- **What you should do**
Below is a block of data; give all of it again word for word.

== Records shown ==

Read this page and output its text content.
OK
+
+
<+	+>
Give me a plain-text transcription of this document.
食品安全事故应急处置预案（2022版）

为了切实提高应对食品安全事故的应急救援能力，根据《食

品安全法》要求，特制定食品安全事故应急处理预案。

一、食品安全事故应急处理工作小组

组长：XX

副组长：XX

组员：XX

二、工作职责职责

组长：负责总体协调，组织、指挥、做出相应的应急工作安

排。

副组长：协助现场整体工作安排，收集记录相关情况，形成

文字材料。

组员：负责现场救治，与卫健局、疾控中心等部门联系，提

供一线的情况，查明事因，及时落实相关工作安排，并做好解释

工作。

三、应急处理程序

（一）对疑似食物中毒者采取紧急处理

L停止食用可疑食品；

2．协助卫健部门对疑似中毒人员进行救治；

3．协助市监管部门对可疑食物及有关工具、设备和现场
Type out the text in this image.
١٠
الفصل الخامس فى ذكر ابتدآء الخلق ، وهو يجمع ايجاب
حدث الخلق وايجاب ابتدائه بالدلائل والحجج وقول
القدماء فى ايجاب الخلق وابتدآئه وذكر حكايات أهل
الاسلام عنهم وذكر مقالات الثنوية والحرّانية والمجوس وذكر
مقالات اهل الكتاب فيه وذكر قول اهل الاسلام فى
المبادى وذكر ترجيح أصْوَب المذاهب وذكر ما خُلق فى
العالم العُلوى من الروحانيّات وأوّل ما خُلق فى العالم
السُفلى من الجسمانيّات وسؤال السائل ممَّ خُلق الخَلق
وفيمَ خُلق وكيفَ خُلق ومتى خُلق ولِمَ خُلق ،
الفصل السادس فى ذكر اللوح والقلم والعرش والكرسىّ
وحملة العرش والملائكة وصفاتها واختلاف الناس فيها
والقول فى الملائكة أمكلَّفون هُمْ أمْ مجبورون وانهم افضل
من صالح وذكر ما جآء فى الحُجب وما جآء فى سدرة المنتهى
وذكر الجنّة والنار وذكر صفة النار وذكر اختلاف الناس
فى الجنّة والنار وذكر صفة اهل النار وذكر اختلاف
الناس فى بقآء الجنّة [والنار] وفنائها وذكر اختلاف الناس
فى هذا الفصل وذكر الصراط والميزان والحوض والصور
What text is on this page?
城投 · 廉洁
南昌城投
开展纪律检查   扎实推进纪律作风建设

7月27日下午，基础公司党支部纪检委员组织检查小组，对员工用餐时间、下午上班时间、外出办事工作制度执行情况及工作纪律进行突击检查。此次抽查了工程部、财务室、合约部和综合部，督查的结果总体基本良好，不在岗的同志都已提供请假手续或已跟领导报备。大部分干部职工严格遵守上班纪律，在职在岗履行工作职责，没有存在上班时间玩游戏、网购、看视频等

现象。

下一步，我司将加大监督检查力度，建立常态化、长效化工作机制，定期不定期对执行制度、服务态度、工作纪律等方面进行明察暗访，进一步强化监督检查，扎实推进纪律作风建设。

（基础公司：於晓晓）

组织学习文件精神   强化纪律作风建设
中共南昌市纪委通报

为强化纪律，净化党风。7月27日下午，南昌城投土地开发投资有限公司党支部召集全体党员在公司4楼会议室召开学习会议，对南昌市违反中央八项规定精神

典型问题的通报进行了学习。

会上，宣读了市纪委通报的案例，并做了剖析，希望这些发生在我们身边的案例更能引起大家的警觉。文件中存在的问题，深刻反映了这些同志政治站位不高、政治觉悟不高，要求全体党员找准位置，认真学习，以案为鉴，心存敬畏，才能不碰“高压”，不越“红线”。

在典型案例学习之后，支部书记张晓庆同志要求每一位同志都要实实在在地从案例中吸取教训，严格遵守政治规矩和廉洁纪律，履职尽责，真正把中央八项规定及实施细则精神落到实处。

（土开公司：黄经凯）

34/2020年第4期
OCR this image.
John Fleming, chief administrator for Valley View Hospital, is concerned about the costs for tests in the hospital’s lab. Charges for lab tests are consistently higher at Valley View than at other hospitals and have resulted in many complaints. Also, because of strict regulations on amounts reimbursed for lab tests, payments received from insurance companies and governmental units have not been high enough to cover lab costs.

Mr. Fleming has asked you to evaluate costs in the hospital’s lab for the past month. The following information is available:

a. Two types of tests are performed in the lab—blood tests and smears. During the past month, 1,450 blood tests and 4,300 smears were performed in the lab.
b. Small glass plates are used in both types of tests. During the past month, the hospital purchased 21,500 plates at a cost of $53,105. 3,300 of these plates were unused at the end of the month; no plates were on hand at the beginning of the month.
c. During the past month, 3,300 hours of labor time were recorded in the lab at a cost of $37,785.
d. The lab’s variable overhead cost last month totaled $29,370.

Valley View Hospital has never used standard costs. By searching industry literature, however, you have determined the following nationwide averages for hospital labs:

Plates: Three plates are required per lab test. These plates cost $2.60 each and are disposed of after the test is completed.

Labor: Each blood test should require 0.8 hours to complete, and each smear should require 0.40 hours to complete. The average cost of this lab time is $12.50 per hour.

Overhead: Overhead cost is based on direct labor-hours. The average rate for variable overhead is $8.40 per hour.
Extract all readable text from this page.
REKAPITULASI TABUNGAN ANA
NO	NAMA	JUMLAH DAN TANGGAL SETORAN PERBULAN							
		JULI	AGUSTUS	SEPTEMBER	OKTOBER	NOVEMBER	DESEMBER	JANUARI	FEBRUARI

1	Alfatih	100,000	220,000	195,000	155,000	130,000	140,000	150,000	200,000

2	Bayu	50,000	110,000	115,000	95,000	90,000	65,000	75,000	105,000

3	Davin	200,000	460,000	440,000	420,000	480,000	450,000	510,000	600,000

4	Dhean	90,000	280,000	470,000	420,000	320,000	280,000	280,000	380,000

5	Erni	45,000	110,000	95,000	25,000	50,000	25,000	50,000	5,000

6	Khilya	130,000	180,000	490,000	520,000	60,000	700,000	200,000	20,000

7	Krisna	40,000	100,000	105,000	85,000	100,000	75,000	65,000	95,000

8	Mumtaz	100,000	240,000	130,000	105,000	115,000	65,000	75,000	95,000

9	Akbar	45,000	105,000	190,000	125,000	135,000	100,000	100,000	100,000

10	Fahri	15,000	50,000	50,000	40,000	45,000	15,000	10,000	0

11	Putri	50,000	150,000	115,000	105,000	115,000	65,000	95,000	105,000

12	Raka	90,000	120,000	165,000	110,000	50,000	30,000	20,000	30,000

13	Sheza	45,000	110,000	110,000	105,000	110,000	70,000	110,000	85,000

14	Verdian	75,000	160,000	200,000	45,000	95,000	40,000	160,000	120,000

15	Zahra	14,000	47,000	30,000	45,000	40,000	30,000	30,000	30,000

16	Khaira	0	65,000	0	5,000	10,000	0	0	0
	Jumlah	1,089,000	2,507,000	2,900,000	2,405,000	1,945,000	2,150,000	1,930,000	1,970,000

===

- **Full solution**
Read this page and output its text content.
OK
+
+
<+	+>
Give me a plain-text transcription of this document.
食品安全事故应急处置预案（2022版）

为了切实提高应对食品安全事故的应急救援能力，根据《食

品安全法》要求，特制定食品安全事故应急处理预案。

一、食品安全事故应急处理工作小组

组长：XX

副组长：XX

组员：XX

二、工作职责职责

组长：负责总体协调，组织、指挥、做出相应的应急工作安

排。

副组长：协助现场整体工作安排，收集记录相关情况，形成

文字材料。

组员：负责现场救治，与卫健局、疾控中心等部门联系，提

供一线的情况，查明事因，及时落实相关工作安排，并做好解释

工作。

三、应急处理程序

（一）对疑似食物中毒者采取紧急处理

L停止食用可疑食品；

2．协助卫健部门对疑似中毒人员进行救治；

3．协助市监管部门对可疑食物及有关工具、设备和现场
Type out the text in this image.
١٠
الفصل الخامس فى ذكر ابتدآء الخلق ، وهو يجمع ايجاب
حدث الخلق وايجاب ابتدائه بالدلائل والحجج وقول
القدماء فى ايجاب الخلق وابتدآئه وذكر حكايات أهل
الاسلام عنهم وذكر مقالات الثنوية والحرّانية والمجوس وذكر
مقالات اهل الكتاب فيه وذكر قول اهل الاسلام فى
المبادى وذكر ترجيح أصْوَب المذاهب وذكر ما خُلق فى
العالم العُلوى من الروحانيّات وأوّل ما خُلق فى العالم
السُفلى من الجسمانيّات وسؤال السائل ممَّ خُلق الخَلق
وفيمَ خُلق وكيفَ خُلق ومتى خُلق ولِمَ خُلق ،
الفصل السادس فى ذكر اللوح والقلم والعرش والكرسىّ
وحملة العرش والملائكة وصفاتها واختلاف الناس فيها
والقول فى الملائكة أمكلَّفون هُمْ أمْ مجبورون وانهم افضل
من صالح وذكر ما جآء فى الحُجب وما جآء فى سدرة المنتهى
وذكر الجنّة والنار وذكر صفة النار وذكر اختلاف الناس
فى الجنّة والنار وذكر صفة اهل النار وذكر اختلاف
الناس فى بقآء الجنّة [والنار] وفنائها وذكر اختلاف الناس
فى هذا الفصل وذكر الصراط والميزان والحوض والصور
What text is on this page?
城投 · 廉洁
南昌城投
开展纪律检查   扎实推进纪律作风建设

7月27日下午，基础公司党支部纪检委员组织检查小组，对员工用餐时间、下午上班时间、外出办事工作制度执行情况及工作纪律进行突击检查。此次抽查了工程部、财务室、合约部和综合部，督查的结果总体基本良好，不在岗的同志都已提供请假手续或已跟领导报备。大部分干部职工严格遵守上班纪律，在职在岗履行工作职责，没有存在上班时间玩游戏、网购、看视频等

现象。

下一步，我司将加大监督检查力度，建立常态化、长效化工作机制，定期不定期对执行制度、服务态度、工作纪律等方面进行明察暗访，进一步强化监督检查，扎实推进纪律作风建设。

（基础公司：於晓晓）

组织学习文件精神   强化纪律作风建设
中共南昌市纪委通报

为强化纪律，净化党风。7月27日下午，南昌城投土地开发投资有限公司党支部召集全体党员在公司4楼会议室召开学习会议，对南昌市违反中央八项规定精神

典型问题的通报进行了学习。

会上，宣读了市纪委通报的案例，并做了剖析，希望这些发生在我们身边的案例更能引起大家的警觉。文件中存在的问题，深刻反映了这些同志政治站位不高、政治觉悟不高，要求全体党员找准位置，认真学习，以案为鉴，心存敬畏，才能不碰“高压”，不越“红线”。

在典型案例学习之后，支部书记张晓庆同志要求每一位同志都要实实在在地从案例中吸取教训，严格遵守政治规矩和廉洁纪律，履职尽责，真正把中央八项规定及实施细则精神落到实处。

（土开公司：黄经凯）

34/2020年第4期
OCR this image.
John Fleming, chief administrator for Valley View Hospital, is concerned about the costs for tests in the hospital’s lab. Charges for lab tests are consistently higher at Valley View than at other hospitals and have resulted in many complaints. Also, because of strict regulations on amounts reimbursed for lab tests, payments received from insurance companies and governmental units have not been high enough to cover lab costs.

Mr. Fleming has asked you to evaluate costs in the hospital’s lab for the past month. The following information is available:

a. Two types of tests are performed in the lab—blood tests and smears. During the past month, 1,450 blood tests and 4,300 smears were performed in the lab.
b. Small glass plates are used in both types of tests. During the past month, the hospital purchased 21,500 plates at a cost of $53,105. 3,300 of these plates were unused at the end of the month; no plates were on hand at the beginning of the month.
c. During the past month, 3,300 hours of labor time were recorded in the lab at a cost of $37,785.
d. The lab’s variable overhead cost last month totaled $29,370.

Valley View Hospital has never used standard costs. By searching industry literature, however, you have determined the following nationwide averages for hospital labs:

Plates: Three plates are required per lab test. These plates cost $2.60 each and are disposed of after the test is completed.

Labor: Each blood test should require 0.8 hours to complete, and each smear should require 0.40 hours to complete. The average cost of this lab time is $12.50 per hour.

Overhead: Overhead cost is based on direct labor-hours. The average rate for variable overhead is $8.40 per hour.
Extract all readable text from this page.
REKAPITULASI TABUNGAN ANA
NO	NAMA	JUMLAH DAN TANGGAL SETORAN PERBULAN							
		JULI	AGUSTUS	SEPTEMBER	OKTOBER	NOVEMBER	DESEMBER	JANUARI	FEBRUARI

1	Alfatih	100,000	220,000	195,000	155,000	130,000	140,000	150,000	200,000

2	Bayu	50,000	110,000	115,000	95,000	90,000	65,000	75,000	105,000

3	Davin	200,000	460,000	440,000	420,000	480,000	450,000	510,000	600,000

4	Dhean	90,000	280,000	470,000	420,000	320,000	280,000	280,000	380,000

5	Erni	45,000	110,000	95,000	25,000	50,000	25,000	50,000	5,000

6	Khilya	130,000	180,000	490,000	520,000	60,000	700,000	200,000	20,000

7	Krisna	40,000	100,000	105,000	85,000	100,000	75,000	65,000	95,000

8	Mumtaz	100,000	240,000	130,000	105,000	115,000	65,000	75,000	95,000

9	Akbar	45,000	105,000	190,000	125,000	135,000	100,000	100,000	100,000

10	Fahri	15,000	50,000	50,000	40,000	45,000	15,000	10,000	0

11	Putri	50,000	150,000	115,000	105,000	115,000	65,000	95,000	105,000

12	Raka	90,000	120,000	165,000	110,000	50,000	30,000	20,000	30,000

13	Sheza	45,000	110,000	110,000	105,000	110,000	70,000	110,000	85,000

14	Verdian	75,000	160,000	200,000	45,000	95,000	40,000	160,000	120,000

15	Zahra	14,000	47,000	30,000	45,000	40,000	30,000	30,000	30,000

16	Khaira	0	65,000	0	5,000	10,000	0	0	0
	Jumlah	1,089,000	2,507,000	2,900,000	2,405,000	1,945,000	2,150,000	1,930,000	1,970,000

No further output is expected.